[Items from a data source]
>>>

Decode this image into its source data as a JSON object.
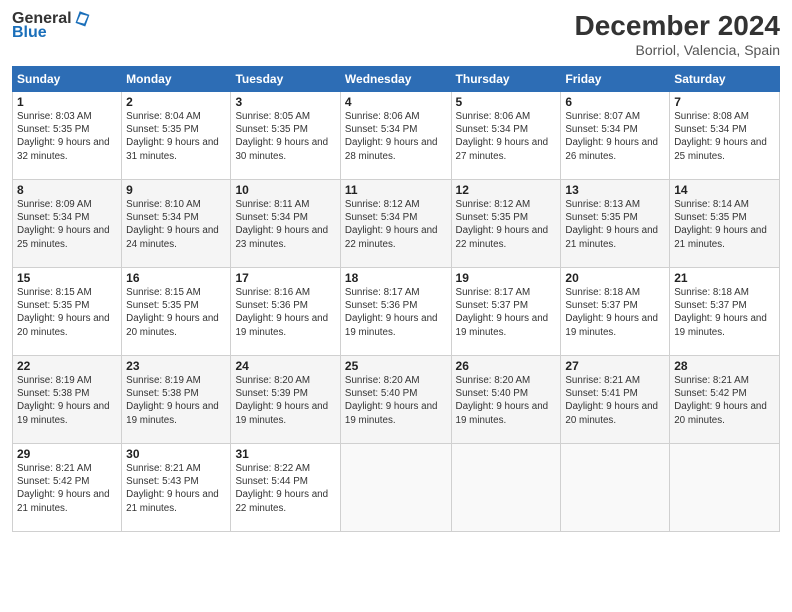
{
  "header": {
    "logo_general": "General",
    "logo_blue": "Blue",
    "month": "December 2024",
    "location": "Borriol, Valencia, Spain"
  },
  "days_of_week": [
    "Sunday",
    "Monday",
    "Tuesday",
    "Wednesday",
    "Thursday",
    "Friday",
    "Saturday"
  ],
  "weeks": [
    [
      {
        "day": "1",
        "sunrise": "8:03 AM",
        "sunset": "5:35 PM",
        "daylight": "9 hours and 32 minutes."
      },
      {
        "day": "2",
        "sunrise": "8:04 AM",
        "sunset": "5:35 PM",
        "daylight": "9 hours and 31 minutes."
      },
      {
        "day": "3",
        "sunrise": "8:05 AM",
        "sunset": "5:35 PM",
        "daylight": "9 hours and 30 minutes."
      },
      {
        "day": "4",
        "sunrise": "8:06 AM",
        "sunset": "5:34 PM",
        "daylight": "9 hours and 28 minutes."
      },
      {
        "day": "5",
        "sunrise": "8:06 AM",
        "sunset": "5:34 PM",
        "daylight": "9 hours and 27 minutes."
      },
      {
        "day": "6",
        "sunrise": "8:07 AM",
        "sunset": "5:34 PM",
        "daylight": "9 hours and 26 minutes."
      },
      {
        "day": "7",
        "sunrise": "8:08 AM",
        "sunset": "5:34 PM",
        "daylight": "9 hours and 25 minutes."
      }
    ],
    [
      {
        "day": "8",
        "sunrise": "8:09 AM",
        "sunset": "5:34 PM",
        "daylight": "9 hours and 25 minutes."
      },
      {
        "day": "9",
        "sunrise": "8:10 AM",
        "sunset": "5:34 PM",
        "daylight": "9 hours and 24 minutes."
      },
      {
        "day": "10",
        "sunrise": "8:11 AM",
        "sunset": "5:34 PM",
        "daylight": "9 hours and 23 minutes."
      },
      {
        "day": "11",
        "sunrise": "8:12 AM",
        "sunset": "5:34 PM",
        "daylight": "9 hours and 22 minutes."
      },
      {
        "day": "12",
        "sunrise": "8:12 AM",
        "sunset": "5:35 PM",
        "daylight": "9 hours and 22 minutes."
      },
      {
        "day": "13",
        "sunrise": "8:13 AM",
        "sunset": "5:35 PM",
        "daylight": "9 hours and 21 minutes."
      },
      {
        "day": "14",
        "sunrise": "8:14 AM",
        "sunset": "5:35 PM",
        "daylight": "9 hours and 21 minutes."
      }
    ],
    [
      {
        "day": "15",
        "sunrise": "8:15 AM",
        "sunset": "5:35 PM",
        "daylight": "9 hours and 20 minutes."
      },
      {
        "day": "16",
        "sunrise": "8:15 AM",
        "sunset": "5:35 PM",
        "daylight": "9 hours and 20 minutes."
      },
      {
        "day": "17",
        "sunrise": "8:16 AM",
        "sunset": "5:36 PM",
        "daylight": "9 hours and 19 minutes."
      },
      {
        "day": "18",
        "sunrise": "8:17 AM",
        "sunset": "5:36 PM",
        "daylight": "9 hours and 19 minutes."
      },
      {
        "day": "19",
        "sunrise": "8:17 AM",
        "sunset": "5:37 PM",
        "daylight": "9 hours and 19 minutes."
      },
      {
        "day": "20",
        "sunrise": "8:18 AM",
        "sunset": "5:37 PM",
        "daylight": "9 hours and 19 minutes."
      },
      {
        "day": "21",
        "sunrise": "8:18 AM",
        "sunset": "5:37 PM",
        "daylight": "9 hours and 19 minutes."
      }
    ],
    [
      {
        "day": "22",
        "sunrise": "8:19 AM",
        "sunset": "5:38 PM",
        "daylight": "9 hours and 19 minutes."
      },
      {
        "day": "23",
        "sunrise": "8:19 AM",
        "sunset": "5:38 PM",
        "daylight": "9 hours and 19 minutes."
      },
      {
        "day": "24",
        "sunrise": "8:20 AM",
        "sunset": "5:39 PM",
        "daylight": "9 hours and 19 minutes."
      },
      {
        "day": "25",
        "sunrise": "8:20 AM",
        "sunset": "5:40 PM",
        "daylight": "9 hours and 19 minutes."
      },
      {
        "day": "26",
        "sunrise": "8:20 AM",
        "sunset": "5:40 PM",
        "daylight": "9 hours and 19 minutes."
      },
      {
        "day": "27",
        "sunrise": "8:21 AM",
        "sunset": "5:41 PM",
        "daylight": "9 hours and 20 minutes."
      },
      {
        "day": "28",
        "sunrise": "8:21 AM",
        "sunset": "5:42 PM",
        "daylight": "9 hours and 20 minutes."
      }
    ],
    [
      {
        "day": "29",
        "sunrise": "8:21 AM",
        "sunset": "5:42 PM",
        "daylight": "9 hours and 21 minutes."
      },
      {
        "day": "30",
        "sunrise": "8:21 AM",
        "sunset": "5:43 PM",
        "daylight": "9 hours and 21 minutes."
      },
      {
        "day": "31",
        "sunrise": "8:22 AM",
        "sunset": "5:44 PM",
        "daylight": "9 hours and 22 minutes."
      },
      null,
      null,
      null,
      null
    ]
  ],
  "labels": {
    "sunrise": "Sunrise:",
    "sunset": "Sunset:",
    "daylight": "Daylight:"
  }
}
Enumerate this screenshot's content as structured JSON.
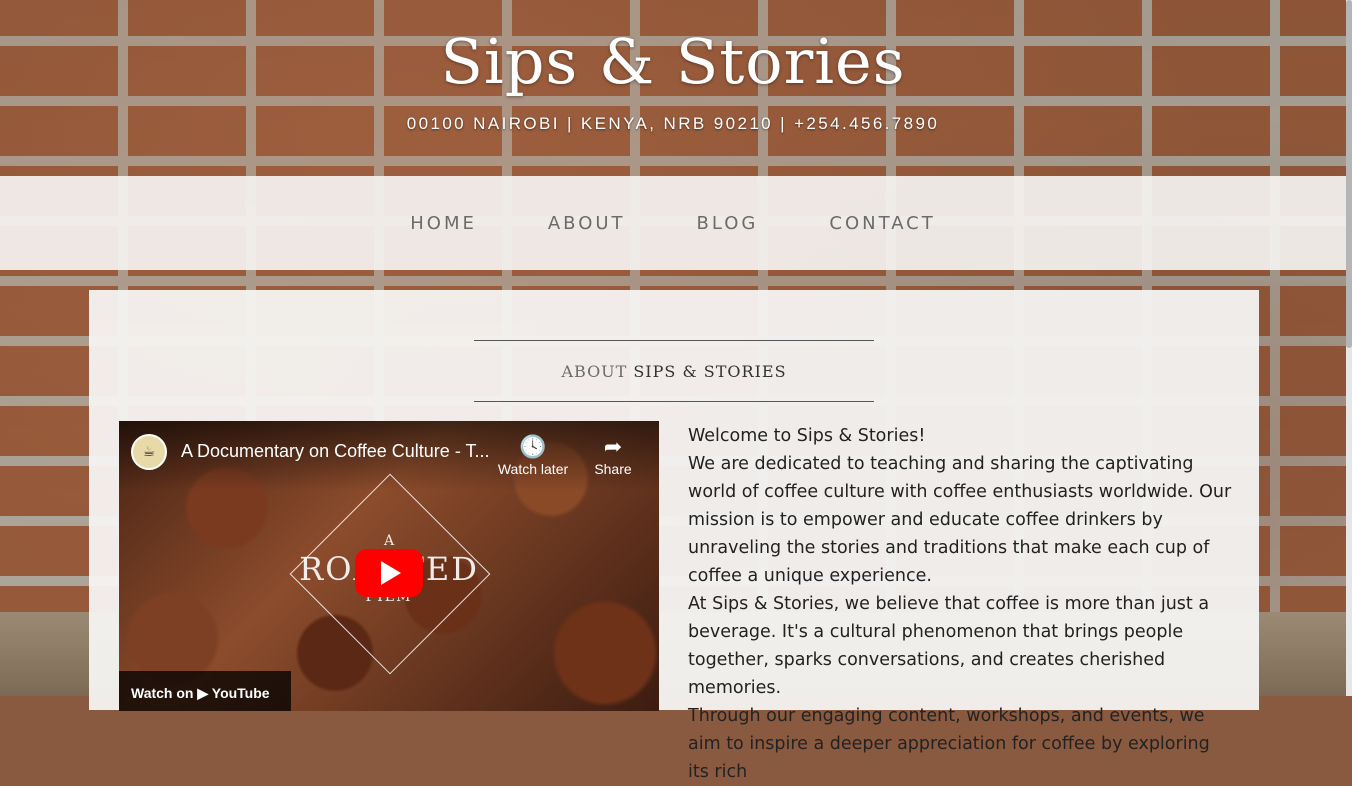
{
  "site": {
    "title": "Sips & Stories",
    "address": "00100 NAIROBI | KENYA, NRB 90210 | +254.456.7890"
  },
  "nav": {
    "items": [
      {
        "label": "HOME"
      },
      {
        "label": "ABOUT"
      },
      {
        "label": "BLOG"
      },
      {
        "label": "CONTACT"
      }
    ]
  },
  "section": {
    "title_light": "ABOUT",
    "title_bold": "SIPS & STORIES"
  },
  "video": {
    "title": "A Documentary on Coffee Culture - T...",
    "watch_later": "Watch later",
    "share": "Share",
    "logo_a": "A",
    "logo_main": "ROASTED",
    "logo_sub": "FILM",
    "watch_on": "Watch on  ▶ YouTube",
    "icons": {
      "watch_later": "clock-icon",
      "share": "share-icon",
      "play": "play-icon"
    }
  },
  "about": {
    "paragraphs": [
      "Welcome to Sips & Stories!",
      "We are dedicated to teaching and sharing the captivating world of coffee culture with coffee enthusiasts worldwide. Our mission is to empower and educate coffee drinkers by unraveling the stories and traditions that make each cup of coffee a unique experience.",
      "At Sips & Stories, we believe that coffee is more than just a beverage. It's a cultural phenomenon that brings people together, sparks conversations, and creates cherished memories.",
      "Through our engaging content, workshops, and events, we aim to inspire a deeper appreciation for coffee by exploring its rich"
    ]
  },
  "colors": {
    "nav_bg": "#f4f2f0",
    "nav_text": "#6b6b6b",
    "play_red": "#ff0000"
  }
}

<<<

■ **The exercise**: Set the listing down in full and exactly. Pictures within it should not appear in the copy.

■ **Correct result**:
Decode this image into its source data as a JSON object.
{
  "header": {
    "logo_general": "General",
    "logo_blue": "Blue",
    "month": "December 2024",
    "location": "Borriol, Valencia, Spain"
  },
  "days_of_week": [
    "Sunday",
    "Monday",
    "Tuesday",
    "Wednesday",
    "Thursday",
    "Friday",
    "Saturday"
  ],
  "weeks": [
    [
      {
        "day": "1",
        "sunrise": "8:03 AM",
        "sunset": "5:35 PM",
        "daylight": "9 hours and 32 minutes."
      },
      {
        "day": "2",
        "sunrise": "8:04 AM",
        "sunset": "5:35 PM",
        "daylight": "9 hours and 31 minutes."
      },
      {
        "day": "3",
        "sunrise": "8:05 AM",
        "sunset": "5:35 PM",
        "daylight": "9 hours and 30 minutes."
      },
      {
        "day": "4",
        "sunrise": "8:06 AM",
        "sunset": "5:34 PM",
        "daylight": "9 hours and 28 minutes."
      },
      {
        "day": "5",
        "sunrise": "8:06 AM",
        "sunset": "5:34 PM",
        "daylight": "9 hours and 27 minutes."
      },
      {
        "day": "6",
        "sunrise": "8:07 AM",
        "sunset": "5:34 PM",
        "daylight": "9 hours and 26 minutes."
      },
      {
        "day": "7",
        "sunrise": "8:08 AM",
        "sunset": "5:34 PM",
        "daylight": "9 hours and 25 minutes."
      }
    ],
    [
      {
        "day": "8",
        "sunrise": "8:09 AM",
        "sunset": "5:34 PM",
        "daylight": "9 hours and 25 minutes."
      },
      {
        "day": "9",
        "sunrise": "8:10 AM",
        "sunset": "5:34 PM",
        "daylight": "9 hours and 24 minutes."
      },
      {
        "day": "10",
        "sunrise": "8:11 AM",
        "sunset": "5:34 PM",
        "daylight": "9 hours and 23 minutes."
      },
      {
        "day": "11",
        "sunrise": "8:12 AM",
        "sunset": "5:34 PM",
        "daylight": "9 hours and 22 minutes."
      },
      {
        "day": "12",
        "sunrise": "8:12 AM",
        "sunset": "5:35 PM",
        "daylight": "9 hours and 22 minutes."
      },
      {
        "day": "13",
        "sunrise": "8:13 AM",
        "sunset": "5:35 PM",
        "daylight": "9 hours and 21 minutes."
      },
      {
        "day": "14",
        "sunrise": "8:14 AM",
        "sunset": "5:35 PM",
        "daylight": "9 hours and 21 minutes."
      }
    ],
    [
      {
        "day": "15",
        "sunrise": "8:15 AM",
        "sunset": "5:35 PM",
        "daylight": "9 hours and 20 minutes."
      },
      {
        "day": "16",
        "sunrise": "8:15 AM",
        "sunset": "5:35 PM",
        "daylight": "9 hours and 20 minutes."
      },
      {
        "day": "17",
        "sunrise": "8:16 AM",
        "sunset": "5:36 PM",
        "daylight": "9 hours and 19 minutes."
      },
      {
        "day": "18",
        "sunrise": "8:17 AM",
        "sunset": "5:36 PM",
        "daylight": "9 hours and 19 minutes."
      },
      {
        "day": "19",
        "sunrise": "8:17 AM",
        "sunset": "5:37 PM",
        "daylight": "9 hours and 19 minutes."
      },
      {
        "day": "20",
        "sunrise": "8:18 AM",
        "sunset": "5:37 PM",
        "daylight": "9 hours and 19 minutes."
      },
      {
        "day": "21",
        "sunrise": "8:18 AM",
        "sunset": "5:37 PM",
        "daylight": "9 hours and 19 minutes."
      }
    ],
    [
      {
        "day": "22",
        "sunrise": "8:19 AM",
        "sunset": "5:38 PM",
        "daylight": "9 hours and 19 minutes."
      },
      {
        "day": "23",
        "sunrise": "8:19 AM",
        "sunset": "5:38 PM",
        "daylight": "9 hours and 19 minutes."
      },
      {
        "day": "24",
        "sunrise": "8:20 AM",
        "sunset": "5:39 PM",
        "daylight": "9 hours and 19 minutes."
      },
      {
        "day": "25",
        "sunrise": "8:20 AM",
        "sunset": "5:40 PM",
        "daylight": "9 hours and 19 minutes."
      },
      {
        "day": "26",
        "sunrise": "8:20 AM",
        "sunset": "5:40 PM",
        "daylight": "9 hours and 19 minutes."
      },
      {
        "day": "27",
        "sunrise": "8:21 AM",
        "sunset": "5:41 PM",
        "daylight": "9 hours and 20 minutes."
      },
      {
        "day": "28",
        "sunrise": "8:21 AM",
        "sunset": "5:42 PM",
        "daylight": "9 hours and 20 minutes."
      }
    ],
    [
      {
        "day": "29",
        "sunrise": "8:21 AM",
        "sunset": "5:42 PM",
        "daylight": "9 hours and 21 minutes."
      },
      {
        "day": "30",
        "sunrise": "8:21 AM",
        "sunset": "5:43 PM",
        "daylight": "9 hours and 21 minutes."
      },
      {
        "day": "31",
        "sunrise": "8:22 AM",
        "sunset": "5:44 PM",
        "daylight": "9 hours and 22 minutes."
      },
      null,
      null,
      null,
      null
    ]
  ],
  "labels": {
    "sunrise": "Sunrise:",
    "sunset": "Sunset:",
    "daylight": "Daylight:"
  }
}
Enumerate this screenshot's content as structured JSON.
{
  "site": {
    "title": "Sips & Stories",
    "address": "00100 NAIROBI | KENYA, NRB 90210 | +254.456.7890"
  },
  "nav": {
    "items": [
      {
        "label": "HOME"
      },
      {
        "label": "ABOUT"
      },
      {
        "label": "BLOG"
      },
      {
        "label": "CONTACT"
      }
    ]
  },
  "section": {
    "title_light": "ABOUT",
    "title_bold": "SIPS & STORIES"
  },
  "video": {
    "title": "A Documentary on Coffee Culture - T...",
    "watch_later": "Watch later",
    "share": "Share",
    "logo_a": "A",
    "logo_main": "ROASTED",
    "logo_sub": "FILM",
    "watch_on": "Watch on  ▶ YouTube",
    "icons": {
      "watch_later": "clock-icon",
      "share": "share-icon",
      "play": "play-icon"
    }
  },
  "about": {
    "paragraphs": [
      "Welcome to Sips & Stories!",
      "We are dedicated to teaching and sharing the captivating world of coffee culture with coffee enthusiasts worldwide. Our mission is to empower and educate coffee drinkers by unraveling the stories and traditions that make each cup of coffee a unique experience.",
      "At Sips & Stories, we believe that coffee is more than just a beverage. It's a cultural phenomenon that brings people together, sparks conversations, and creates cherished memories.",
      "Through our engaging content, workshops, and events, we aim to inspire a deeper appreciation for coffee by exploring its rich"
    ]
  },
  "colors": {
    "nav_bg": "#f4f2f0",
    "nav_text": "#6b6b6b",
    "play_red": "#ff0000"
  }
}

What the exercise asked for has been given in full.